## Written request:
Return the records that follow unaltered. Omit every picture.

## Extracted records:
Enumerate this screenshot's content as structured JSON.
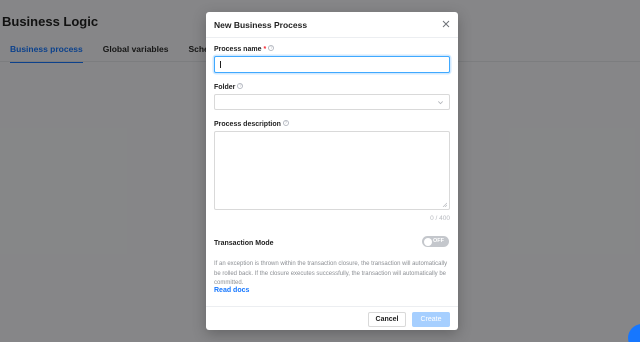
{
  "page": {
    "title": "Business Logic",
    "tabs": [
      {
        "label": "Business process",
        "active": true
      },
      {
        "label": "Global variables",
        "active": false
      },
      {
        "label": "Schedu",
        "active": false
      }
    ]
  },
  "modal": {
    "title": "New Business Process",
    "close_icon": "close-icon",
    "fields": {
      "process_name": {
        "label": "Process name",
        "required_mark": "*",
        "value": ""
      },
      "folder": {
        "label": "Folder",
        "value": ""
      },
      "description": {
        "label": "Process description",
        "value": "",
        "counter": "0 / 400"
      }
    },
    "transaction": {
      "label": "Transaction Mode",
      "toggle_text": "OFF",
      "enabled": false,
      "help": "If an exception is thrown within the transaction closure, the transaction will automatically be rolled back. If the closure executes successfully, the transaction will automatically be committed.",
      "link": "Read docs"
    },
    "footer": {
      "cancel_label": "Cancel",
      "create_label": "Create"
    }
  },
  "colors": {
    "accent": "#1677ff",
    "required": "#f5222d",
    "disabled_primary": "#a6cfff"
  }
}
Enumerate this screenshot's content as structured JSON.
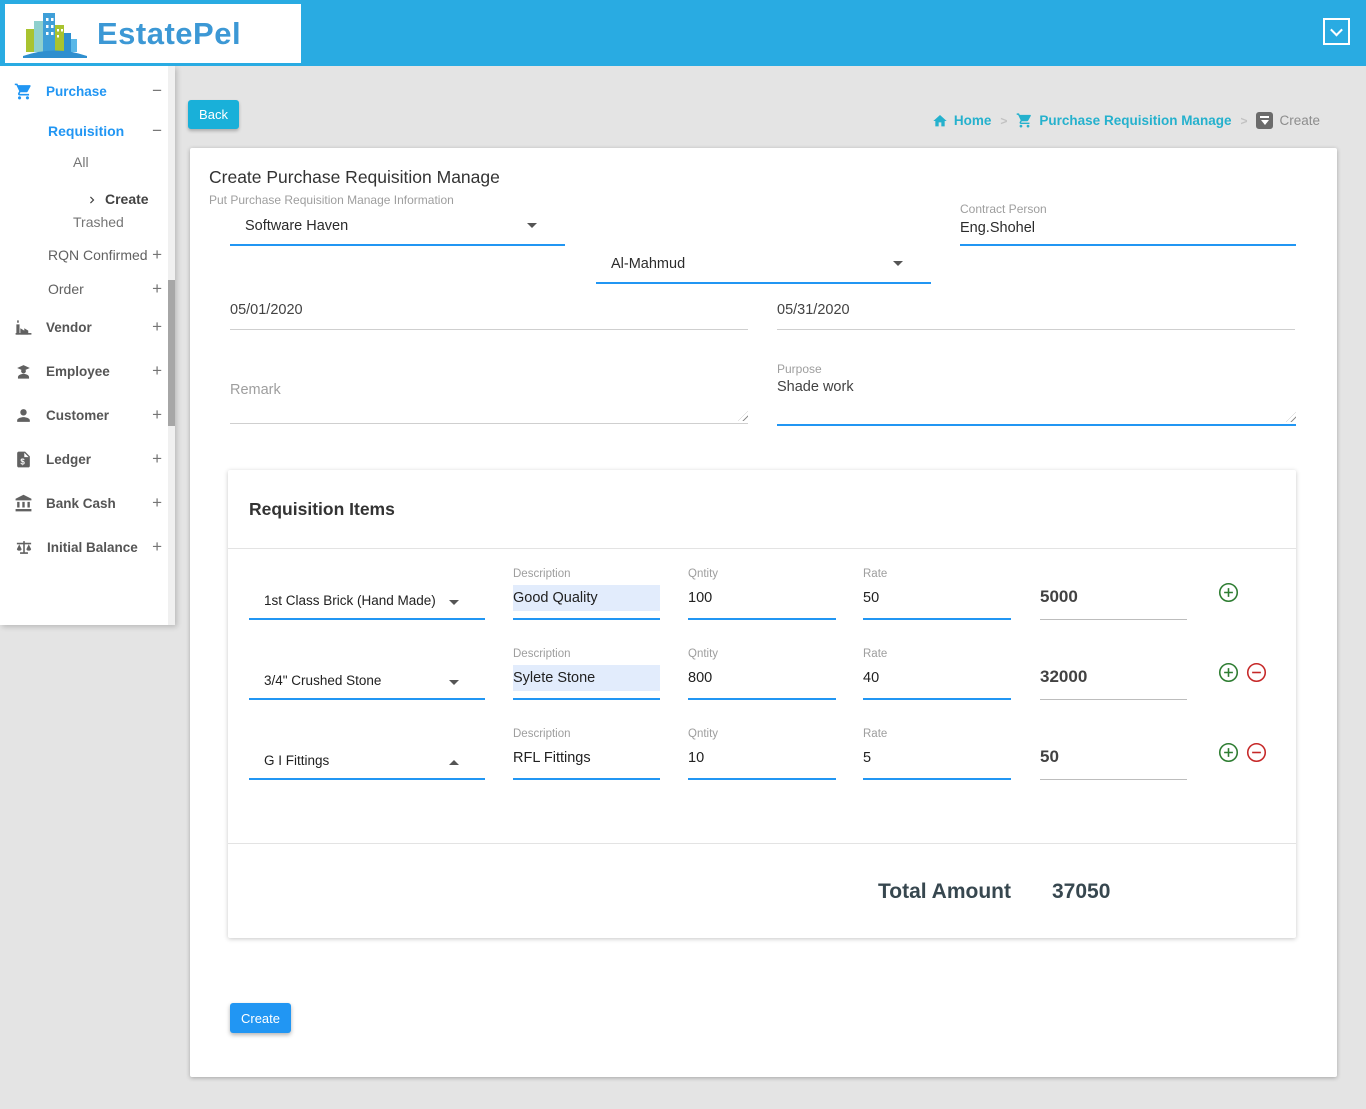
{
  "theme": {
    "header_bg": "#29abe2",
    "primary_blue": "#2196f3",
    "breadcrumb_link": "#25b1cd",
    "plus_green": "#2e7d32",
    "minus_red": "#c62828"
  },
  "header": {
    "brand": "EstatePel"
  },
  "sidebar": {
    "items": [
      {
        "label": "Purchase",
        "toggle": "−"
      },
      {
        "label": "Requisition",
        "toggle": "−"
      },
      {
        "label": "All"
      },
      {
        "label": "Create"
      },
      {
        "label": "Trashed"
      },
      {
        "label": "RQN Confirmed",
        "toggle": "+"
      },
      {
        "label": "Order",
        "toggle": "+"
      },
      {
        "label": "Vendor",
        "toggle": "+"
      },
      {
        "label": "Employee",
        "toggle": "+"
      },
      {
        "label": "Customer",
        "toggle": "+"
      },
      {
        "label": "Ledger",
        "toggle": "+"
      },
      {
        "label": "Bank Cash",
        "toggle": "+"
      },
      {
        "label": "Initial Balance",
        "toggle": "+"
      }
    ]
  },
  "toolbar": {
    "back_label": "Back"
  },
  "breadcrumb": {
    "home": "Home",
    "section": "Purchase Requisition Manage",
    "current": "Create"
  },
  "form": {
    "title": "Create Purchase Requisition Manage",
    "subtitle": "Put Purchase Requisition Manage Information",
    "company": {
      "value": "Software Haven"
    },
    "requested_by": {
      "value": "Al-Mahmud"
    },
    "contract_person": {
      "label": "Contract Person",
      "value": "Eng.Shohel"
    },
    "start_date": "05/01/2020",
    "end_date": "05/31/2020",
    "remark": {
      "placeholder": "Remark"
    },
    "purpose": {
      "label": "Purpose",
      "value": "Shade work"
    }
  },
  "items": {
    "title": "Requisition Items",
    "labels": {
      "description": "Description",
      "qty": "Qntity",
      "rate": "Rate"
    },
    "rows": [
      {
        "item": "1st Class Brick (Hand Made)",
        "description": "Good Quality",
        "qty": "100",
        "rate": "50",
        "amount": "5000"
      },
      {
        "item": "3/4\" Crushed Stone",
        "description": "Sylete Stone",
        "qty": "800",
        "rate": "40",
        "amount": "32000"
      },
      {
        "item": "G I Fittings",
        "description": "RFL Fittings",
        "qty": "10",
        "rate": "5",
        "amount": "50"
      }
    ],
    "total_label": "Total Amount",
    "total_value": "37050"
  },
  "actions": {
    "create_label": "Create"
  }
}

## Task solution:
Enumerate this screenshot's content as structured JSON.
{
  "page": {
    "title": "Business Logic",
    "tabs": [
      {
        "label": "Business process",
        "active": true
      },
      {
        "label": "Global variables",
        "active": false
      },
      {
        "label": "Schedu",
        "active": false
      }
    ]
  },
  "modal": {
    "title": "New Business Process",
    "close_icon": "close-icon",
    "fields": {
      "process_name": {
        "label": "Process name",
        "required_mark": "*",
        "value": ""
      },
      "folder": {
        "label": "Folder",
        "value": ""
      },
      "description": {
        "label": "Process description",
        "value": "",
        "counter": "0 / 400"
      }
    },
    "transaction": {
      "label": "Transaction Mode",
      "toggle_text": "OFF",
      "enabled": false,
      "help": "If an exception is thrown within the transaction closure, the transaction will automatically be rolled back. If the closure executes successfully, the transaction will automatically be committed.",
      "link": "Read docs"
    },
    "footer": {
      "cancel_label": "Cancel",
      "create_label": "Create"
    }
  },
  "colors": {
    "accent": "#1677ff",
    "required": "#f5222d",
    "disabled_primary": "#a6cfff"
  }
}
Enumerate this screenshot's content as structured JSON.
{
  "theme": {
    "header_bg": "#29abe2",
    "primary_blue": "#2196f3",
    "breadcrumb_link": "#25b1cd",
    "plus_green": "#2e7d32",
    "minus_red": "#c62828"
  },
  "header": {
    "brand": "EstatePel"
  },
  "sidebar": {
    "items": [
      {
        "label": "Purchase",
        "toggle": "−"
      },
      {
        "label": "Requisition",
        "toggle": "−"
      },
      {
        "label": "All"
      },
      {
        "label": "Create"
      },
      {
        "label": "Trashed"
      },
      {
        "label": "RQN Confirmed",
        "toggle": "+"
      },
      {
        "label": "Order",
        "toggle": "+"
      },
      {
        "label": "Vendor",
        "toggle": "+"
      },
      {
        "label": "Employee",
        "toggle": "+"
      },
      {
        "label": "Customer",
        "toggle": "+"
      },
      {
        "label": "Ledger",
        "toggle": "+"
      },
      {
        "label": "Bank Cash",
        "toggle": "+"
      },
      {
        "label": "Initial Balance",
        "toggle": "+"
      }
    ]
  },
  "toolbar": {
    "back_label": "Back"
  },
  "breadcrumb": {
    "home": "Home",
    "section": "Purchase Requisition Manage",
    "current": "Create"
  },
  "form": {
    "title": "Create Purchase Requisition Manage",
    "subtitle": "Put Purchase Requisition Manage Information",
    "company": {
      "value": "Software Haven"
    },
    "requested_by": {
      "value": "Al-Mahmud"
    },
    "contract_person": {
      "label": "Contract Person",
      "value": "Eng.Shohel"
    },
    "start_date": "05/01/2020",
    "end_date": "05/31/2020",
    "remark": {
      "placeholder": "Remark"
    },
    "purpose": {
      "label": "Purpose",
      "value": "Shade work"
    }
  },
  "items": {
    "title": "Requisition Items",
    "labels": {
      "description": "Description",
      "qty": "Qntity",
      "rate": "Rate"
    },
    "rows": [
      {
        "item": "1st Class Brick (Hand Made)",
        "description": "Good Quality",
        "qty": "100",
        "rate": "50",
        "amount": "5000"
      },
      {
        "item": "3/4\" Crushed Stone",
        "description": "Sylete Stone",
        "qty": "800",
        "rate": "40",
        "amount": "32000"
      },
      {
        "item": "G I Fittings",
        "description": "RFL Fittings",
        "qty": "10",
        "rate": "5",
        "amount": "50"
      }
    ],
    "total_label": "Total Amount",
    "total_value": "37050"
  },
  "actions": {
    "create_label": "Create"
  }
}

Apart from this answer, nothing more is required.